▸ Requirement
Output all lines exactly.
>>
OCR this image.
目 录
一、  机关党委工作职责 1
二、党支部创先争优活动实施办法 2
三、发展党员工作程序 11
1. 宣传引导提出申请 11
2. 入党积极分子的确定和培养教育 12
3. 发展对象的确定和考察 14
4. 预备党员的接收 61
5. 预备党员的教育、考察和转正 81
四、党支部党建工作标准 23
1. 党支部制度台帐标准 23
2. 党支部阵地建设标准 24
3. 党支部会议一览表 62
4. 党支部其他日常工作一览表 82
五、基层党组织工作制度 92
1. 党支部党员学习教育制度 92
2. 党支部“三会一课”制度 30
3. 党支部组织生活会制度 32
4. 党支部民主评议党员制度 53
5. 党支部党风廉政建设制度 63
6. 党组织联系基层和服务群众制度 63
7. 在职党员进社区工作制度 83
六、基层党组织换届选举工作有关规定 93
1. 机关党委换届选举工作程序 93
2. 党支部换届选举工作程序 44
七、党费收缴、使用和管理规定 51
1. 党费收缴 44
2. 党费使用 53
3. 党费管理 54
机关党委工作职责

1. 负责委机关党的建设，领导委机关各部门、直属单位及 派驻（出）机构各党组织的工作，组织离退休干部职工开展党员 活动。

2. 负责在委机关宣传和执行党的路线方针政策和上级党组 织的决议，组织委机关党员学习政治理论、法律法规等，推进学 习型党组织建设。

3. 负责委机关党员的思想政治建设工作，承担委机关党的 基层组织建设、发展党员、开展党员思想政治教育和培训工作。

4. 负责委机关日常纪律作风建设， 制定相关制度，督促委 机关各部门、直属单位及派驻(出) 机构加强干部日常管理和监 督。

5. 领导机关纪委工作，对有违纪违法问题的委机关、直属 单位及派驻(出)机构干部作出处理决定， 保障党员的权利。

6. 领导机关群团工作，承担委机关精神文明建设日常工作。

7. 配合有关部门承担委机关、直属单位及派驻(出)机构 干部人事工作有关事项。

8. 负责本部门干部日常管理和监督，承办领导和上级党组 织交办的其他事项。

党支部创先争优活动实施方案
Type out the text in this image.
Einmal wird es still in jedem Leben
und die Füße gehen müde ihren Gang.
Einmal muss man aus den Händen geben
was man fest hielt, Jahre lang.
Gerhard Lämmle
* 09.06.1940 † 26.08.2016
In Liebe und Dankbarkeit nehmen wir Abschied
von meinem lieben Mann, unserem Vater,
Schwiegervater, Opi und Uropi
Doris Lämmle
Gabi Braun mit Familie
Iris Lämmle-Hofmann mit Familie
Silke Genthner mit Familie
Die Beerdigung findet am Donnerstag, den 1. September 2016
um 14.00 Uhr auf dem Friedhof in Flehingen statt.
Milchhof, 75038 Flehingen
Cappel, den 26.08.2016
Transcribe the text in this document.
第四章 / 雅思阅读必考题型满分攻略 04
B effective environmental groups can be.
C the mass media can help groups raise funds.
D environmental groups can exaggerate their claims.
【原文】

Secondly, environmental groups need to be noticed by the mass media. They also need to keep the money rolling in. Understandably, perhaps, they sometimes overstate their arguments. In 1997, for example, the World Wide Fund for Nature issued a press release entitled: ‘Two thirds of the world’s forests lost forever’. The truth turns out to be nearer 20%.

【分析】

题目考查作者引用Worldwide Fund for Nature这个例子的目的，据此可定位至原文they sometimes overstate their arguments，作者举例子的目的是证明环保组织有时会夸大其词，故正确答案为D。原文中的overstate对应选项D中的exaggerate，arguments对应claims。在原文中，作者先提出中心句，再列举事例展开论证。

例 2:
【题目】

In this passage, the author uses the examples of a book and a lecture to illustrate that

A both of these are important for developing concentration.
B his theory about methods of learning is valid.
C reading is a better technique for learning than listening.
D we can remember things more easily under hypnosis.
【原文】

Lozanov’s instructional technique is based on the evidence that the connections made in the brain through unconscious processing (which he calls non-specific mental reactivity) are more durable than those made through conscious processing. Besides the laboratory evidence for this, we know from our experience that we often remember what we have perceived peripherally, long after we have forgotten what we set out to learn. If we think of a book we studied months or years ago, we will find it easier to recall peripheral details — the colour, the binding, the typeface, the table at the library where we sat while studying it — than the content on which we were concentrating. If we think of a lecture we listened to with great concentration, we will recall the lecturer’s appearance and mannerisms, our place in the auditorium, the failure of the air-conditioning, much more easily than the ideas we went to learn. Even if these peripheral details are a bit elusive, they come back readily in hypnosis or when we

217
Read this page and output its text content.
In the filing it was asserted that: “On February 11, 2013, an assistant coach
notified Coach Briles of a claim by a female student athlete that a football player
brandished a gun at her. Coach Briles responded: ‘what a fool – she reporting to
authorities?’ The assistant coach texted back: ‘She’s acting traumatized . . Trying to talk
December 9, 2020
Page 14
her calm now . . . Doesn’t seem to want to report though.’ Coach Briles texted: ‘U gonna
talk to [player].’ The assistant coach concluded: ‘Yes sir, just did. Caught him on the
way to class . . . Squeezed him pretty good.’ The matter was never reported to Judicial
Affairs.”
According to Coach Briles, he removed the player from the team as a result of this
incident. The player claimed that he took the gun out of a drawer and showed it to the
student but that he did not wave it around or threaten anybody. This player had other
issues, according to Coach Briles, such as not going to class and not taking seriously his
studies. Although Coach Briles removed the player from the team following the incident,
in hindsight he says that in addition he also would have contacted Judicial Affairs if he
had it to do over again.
<<
▸ Output of the task
OCR this image.
目 录
一、  机关党委工作职责 1
二、党支部创先争优活动实施办法 2
三、发展党员工作程序 11
1. 宣传引导提出申请 11
2. 入党积极分子的确定和培养教育 12
3. 发展对象的确定和考察 14
4. 预备党员的接收 61
5. 预备党员的教育、考察和转正 81
四、党支部党建工作标准 23
1. 党支部制度台帐标准 23
2. 党支部阵地建设标准 24
3. 党支部会议一览表 62
4. 党支部其他日常工作一览表 82
五、基层党组织工作制度 92
1. 党支部党员学习教育制度 92
2. 党支部“三会一课”制度 30
3. 党支部组织生活会制度 32
4. 党支部民主评议党员制度 53
5. 党支部党风廉政建设制度 63
6. 党组织联系基层和服务群众制度 63
7. 在职党员进社区工作制度 83
六、基层党组织换届选举工作有关规定 93
1. 机关党委换届选举工作程序 93
2. 党支部换届选举工作程序 44
七、党费收缴、使用和管理规定 51
1. 党费收缴 44
2. 党费使用 53
3. 党费管理 54
机关党委工作职责

1. 负责委机关党的建设，领导委机关各部门、直属单位及 派驻（出）机构各党组织的工作，组织离退休干部职工开展党员 活动。

2. 负责在委机关宣传和执行党的路线方针政策和上级党组 织的决议，组织委机关党员学习政治理论、法律法规等，推进学 习型党组织建设。

3. 负责委机关党员的思想政治建设工作，承担委机关党的 基层组织建设、发展党员、开展党员思想政治教育和培训工作。

4. 负责委机关日常纪律作风建设， 制定相关制度，督促委 机关各部门、直属单位及派驻(出) 机构加强干部日常管理和监 督。

5. 领导机关纪委工作，对有违纪违法问题的委机关、直属 单位及派驻(出)机构干部作出处理决定， 保障党员的权利。

6. 领导机关群团工作，承担委机关精神文明建设日常工作。

7. 配合有关部门承担委机关、直属单位及派驻(出)机构 干部人事工作有关事项。

8. 负责本部门干部日常管理和监督，承办领导和上级党组 织交办的其他事项。

党支部创先争优活动实施方案
Type out the text in this image.
Einmal wird es still in jedem Leben
und die Füße gehen müde ihren Gang.
Einmal muss man aus den Händen geben
was man fest hielt, Jahre lang.
Gerhard Lämmle
* 09.06.1940 † 26.08.2016
In Liebe und Dankbarkeit nehmen wir Abschied
von meinem lieben Mann, unserem Vater,
Schwiegervater, Opi und Uropi
Doris Lämmle
Gabi Braun mit Familie
Iris Lämmle-Hofmann mit Familie
Silke Genthner mit Familie
Die Beerdigung findet am Donnerstag, den 1. September 2016
um 14.00 Uhr auf dem Friedhof in Flehingen statt.
Milchhof, 75038 Flehingen
Cappel, den 26.08.2016
Transcribe the text in this document.
第四章 / 雅思阅读必考题型满分攻略 04
B effective environmental groups can be.
C the mass media can help groups raise funds.
D environmental groups can exaggerate their claims.
【原文】

Secondly, environmental groups need to be noticed by the mass media. They also need to keep the money rolling in. Understandably, perhaps, they sometimes overstate their arguments. In 1997, for example, the World Wide Fund for Nature issued a press release entitled: ‘Two thirds of the world’s forests lost forever’. The truth turns out to be nearer 20%.

【分析】

题目考查作者引用Worldwide Fund for Nature这个例子的目的，据此可定位至原文they sometimes overstate their arguments，作者举例子的目的是证明环保组织有时会夸大其词，故正确答案为D。原文中的overstate对应选项D中的exaggerate，arguments对应claims。在原文中，作者先提出中心句，再列举事例展开论证。

例 2:
【题目】

In this passage, the author uses the examples of a book and a lecture to illustrate that

A both of these are important for developing concentration.
B his theory about methods of learning is valid.
C reading is a better technique for learning than listening.
D we can remember things more easily under hypnosis.
【原文】

Lozanov’s instructional technique is based on the evidence that the connections made in the brain through unconscious processing (which he calls non-specific mental reactivity) are more durable than those made through conscious processing. Besides the laboratory evidence for this, we know from our experience that we often remember what we have perceived peripherally, long after we have forgotten what we set out to learn. If we think of a book we studied months or years ago, we will find it easier to recall peripheral details — the colour, the binding, the typeface, the table at the library where we sat while studying it — than the content on which we were concentrating. If we think of a lecture we listened to with great concentration, we will recall the lecturer’s appearance and mannerisms, our place in the auditorium, the failure of the air-conditioning, much more easily than the ideas we went to learn. Even if these peripheral details are a bit elusive, they come back readily in hypnosis or when we

217
Read this page and output its text content.
In the filing it was asserted that: “On February 11, 2013, an assistant coach
notified Coach Briles of a claim by a female student athlete that a football player
brandished a gun at her. Coach Briles responded: ‘what a fool – she reporting to
authorities?’ The assistant coach texted back: ‘She’s acting traumatized . . Trying to talk
December 9, 2020
Page 14
her calm now . . . Doesn’t seem to want to report though.’ Coach Briles texted: ‘U gonna
talk to [player].’ The assistant coach concluded: ‘Yes sir, just did. Caught him on the
way to class . . . Squeezed him pretty good.’ The matter was never reported to Judicial
Affairs.”
According to Coach Briles, he removed the player from the team as a result of this
incident. The player claimed that he took the gun out of a drawer and showed it to the
student but that he did not wave it around or threaten anybody. This player had other
issues, according to Coach Briles, such as not going to class and not taking seriously his
studies. Although Coach Briles removed the player from the team following the incident,
in hindsight he says that in addition he also would have contacted Judicial Affairs if he
had it to do over again.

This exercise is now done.